Direction:
Using the material below, copy every line where "desc" appears.

— Start —

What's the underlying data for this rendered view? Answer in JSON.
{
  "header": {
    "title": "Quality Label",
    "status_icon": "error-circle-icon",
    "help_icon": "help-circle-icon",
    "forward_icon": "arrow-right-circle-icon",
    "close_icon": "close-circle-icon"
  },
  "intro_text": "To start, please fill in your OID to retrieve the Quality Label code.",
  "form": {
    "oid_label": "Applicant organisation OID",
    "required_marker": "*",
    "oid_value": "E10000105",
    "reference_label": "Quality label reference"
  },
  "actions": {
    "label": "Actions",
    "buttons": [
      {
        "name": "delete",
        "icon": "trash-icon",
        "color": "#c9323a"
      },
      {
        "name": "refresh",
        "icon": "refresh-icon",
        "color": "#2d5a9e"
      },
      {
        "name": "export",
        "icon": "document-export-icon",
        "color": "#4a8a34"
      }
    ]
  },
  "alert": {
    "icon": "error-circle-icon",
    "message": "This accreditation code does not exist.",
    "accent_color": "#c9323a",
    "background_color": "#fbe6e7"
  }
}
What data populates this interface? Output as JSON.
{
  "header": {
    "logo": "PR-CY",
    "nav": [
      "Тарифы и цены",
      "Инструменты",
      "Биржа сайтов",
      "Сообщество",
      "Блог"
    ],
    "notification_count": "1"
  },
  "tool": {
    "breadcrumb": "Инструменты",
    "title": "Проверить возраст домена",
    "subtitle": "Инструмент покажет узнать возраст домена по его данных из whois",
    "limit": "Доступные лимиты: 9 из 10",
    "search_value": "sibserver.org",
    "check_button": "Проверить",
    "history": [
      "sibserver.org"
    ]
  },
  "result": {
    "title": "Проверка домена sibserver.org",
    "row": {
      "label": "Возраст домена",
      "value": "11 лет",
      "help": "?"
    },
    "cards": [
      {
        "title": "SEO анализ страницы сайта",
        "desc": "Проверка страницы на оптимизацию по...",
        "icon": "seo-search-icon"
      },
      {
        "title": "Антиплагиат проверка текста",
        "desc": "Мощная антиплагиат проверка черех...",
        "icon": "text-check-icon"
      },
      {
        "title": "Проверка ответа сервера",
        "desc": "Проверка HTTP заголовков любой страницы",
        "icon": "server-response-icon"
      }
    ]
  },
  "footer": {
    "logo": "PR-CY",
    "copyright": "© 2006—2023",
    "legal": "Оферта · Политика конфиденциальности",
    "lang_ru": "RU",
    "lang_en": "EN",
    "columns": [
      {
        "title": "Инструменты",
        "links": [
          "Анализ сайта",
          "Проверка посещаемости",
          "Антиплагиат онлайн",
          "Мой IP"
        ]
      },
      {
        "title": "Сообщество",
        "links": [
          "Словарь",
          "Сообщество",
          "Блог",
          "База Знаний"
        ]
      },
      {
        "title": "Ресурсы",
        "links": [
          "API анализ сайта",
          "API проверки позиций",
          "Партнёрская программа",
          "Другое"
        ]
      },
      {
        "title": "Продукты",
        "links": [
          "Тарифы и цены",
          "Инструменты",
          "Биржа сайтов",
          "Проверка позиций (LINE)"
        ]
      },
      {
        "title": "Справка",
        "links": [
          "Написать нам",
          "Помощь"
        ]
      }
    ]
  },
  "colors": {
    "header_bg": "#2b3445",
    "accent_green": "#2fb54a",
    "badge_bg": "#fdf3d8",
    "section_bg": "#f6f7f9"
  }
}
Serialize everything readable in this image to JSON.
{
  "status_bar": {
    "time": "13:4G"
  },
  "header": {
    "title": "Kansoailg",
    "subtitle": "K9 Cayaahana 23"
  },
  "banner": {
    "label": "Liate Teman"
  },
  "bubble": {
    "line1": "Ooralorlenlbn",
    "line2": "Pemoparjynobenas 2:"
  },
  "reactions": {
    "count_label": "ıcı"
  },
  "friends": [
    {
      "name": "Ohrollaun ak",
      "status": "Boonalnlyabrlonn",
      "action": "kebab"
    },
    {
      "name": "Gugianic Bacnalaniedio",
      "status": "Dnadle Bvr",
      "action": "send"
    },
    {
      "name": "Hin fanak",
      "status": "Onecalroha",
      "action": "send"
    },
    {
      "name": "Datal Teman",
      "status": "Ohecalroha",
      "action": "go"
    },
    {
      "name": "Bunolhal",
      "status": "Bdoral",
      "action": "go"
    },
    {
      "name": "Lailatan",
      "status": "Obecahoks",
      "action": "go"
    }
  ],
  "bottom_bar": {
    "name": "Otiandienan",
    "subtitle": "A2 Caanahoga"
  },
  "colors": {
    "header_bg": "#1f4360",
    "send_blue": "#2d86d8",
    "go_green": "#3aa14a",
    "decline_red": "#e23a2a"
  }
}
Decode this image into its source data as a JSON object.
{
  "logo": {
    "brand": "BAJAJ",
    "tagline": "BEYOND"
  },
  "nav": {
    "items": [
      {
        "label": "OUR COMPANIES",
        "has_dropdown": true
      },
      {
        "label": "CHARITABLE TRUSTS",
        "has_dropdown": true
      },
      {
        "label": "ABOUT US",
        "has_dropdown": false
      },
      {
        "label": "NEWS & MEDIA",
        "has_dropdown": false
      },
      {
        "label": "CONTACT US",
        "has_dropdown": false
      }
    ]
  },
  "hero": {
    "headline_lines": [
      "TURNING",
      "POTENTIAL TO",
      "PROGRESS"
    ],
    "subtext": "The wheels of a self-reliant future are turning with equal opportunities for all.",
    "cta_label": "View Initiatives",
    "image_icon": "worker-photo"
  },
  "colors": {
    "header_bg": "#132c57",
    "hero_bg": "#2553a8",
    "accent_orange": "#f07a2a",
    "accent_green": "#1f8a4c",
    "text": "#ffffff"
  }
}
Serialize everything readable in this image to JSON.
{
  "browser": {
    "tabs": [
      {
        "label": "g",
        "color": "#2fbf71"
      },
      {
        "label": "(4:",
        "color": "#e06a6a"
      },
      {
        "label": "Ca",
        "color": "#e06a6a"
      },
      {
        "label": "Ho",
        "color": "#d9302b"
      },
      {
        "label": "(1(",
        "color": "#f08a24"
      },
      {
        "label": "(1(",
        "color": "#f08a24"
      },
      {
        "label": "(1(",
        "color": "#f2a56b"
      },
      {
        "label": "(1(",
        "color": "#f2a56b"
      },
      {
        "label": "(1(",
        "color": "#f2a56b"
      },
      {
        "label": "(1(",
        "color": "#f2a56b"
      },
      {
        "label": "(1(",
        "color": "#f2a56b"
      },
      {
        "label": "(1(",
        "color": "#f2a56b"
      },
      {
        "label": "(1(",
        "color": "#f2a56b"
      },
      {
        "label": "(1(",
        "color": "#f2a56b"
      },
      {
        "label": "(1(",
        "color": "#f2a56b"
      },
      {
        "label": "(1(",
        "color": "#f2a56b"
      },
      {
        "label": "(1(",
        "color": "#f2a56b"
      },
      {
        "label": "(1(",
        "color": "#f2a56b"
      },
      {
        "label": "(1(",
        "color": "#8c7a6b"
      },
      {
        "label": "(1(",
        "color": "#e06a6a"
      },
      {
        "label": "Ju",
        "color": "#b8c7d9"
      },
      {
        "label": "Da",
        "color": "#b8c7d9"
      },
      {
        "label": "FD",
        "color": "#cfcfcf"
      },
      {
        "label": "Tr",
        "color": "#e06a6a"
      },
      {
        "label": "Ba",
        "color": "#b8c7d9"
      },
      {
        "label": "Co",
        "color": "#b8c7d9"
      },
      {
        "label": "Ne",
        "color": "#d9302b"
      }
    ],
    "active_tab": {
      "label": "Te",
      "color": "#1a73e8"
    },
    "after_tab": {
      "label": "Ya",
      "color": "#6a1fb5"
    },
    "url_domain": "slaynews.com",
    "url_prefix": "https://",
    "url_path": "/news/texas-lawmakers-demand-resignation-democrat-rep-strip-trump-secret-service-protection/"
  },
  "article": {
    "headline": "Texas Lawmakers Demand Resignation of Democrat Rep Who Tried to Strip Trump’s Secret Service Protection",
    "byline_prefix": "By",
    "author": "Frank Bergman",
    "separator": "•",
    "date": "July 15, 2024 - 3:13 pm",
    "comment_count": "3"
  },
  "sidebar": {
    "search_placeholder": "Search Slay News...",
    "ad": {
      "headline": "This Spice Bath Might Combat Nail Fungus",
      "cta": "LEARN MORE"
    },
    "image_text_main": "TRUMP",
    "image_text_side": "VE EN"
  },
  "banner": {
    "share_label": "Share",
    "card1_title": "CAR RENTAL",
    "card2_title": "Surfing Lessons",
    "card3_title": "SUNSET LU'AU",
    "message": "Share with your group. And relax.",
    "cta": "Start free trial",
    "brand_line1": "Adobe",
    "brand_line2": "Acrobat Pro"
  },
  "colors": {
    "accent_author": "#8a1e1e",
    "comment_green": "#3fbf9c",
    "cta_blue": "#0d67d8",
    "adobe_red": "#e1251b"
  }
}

— End —

Written answer:
        "desc": "Проверка страницы на оптимизацию по...",
        "desc": "Мощная антиплагиат проверка черех...",
        "desc": "Проверка HTTP заголовков любой страницы",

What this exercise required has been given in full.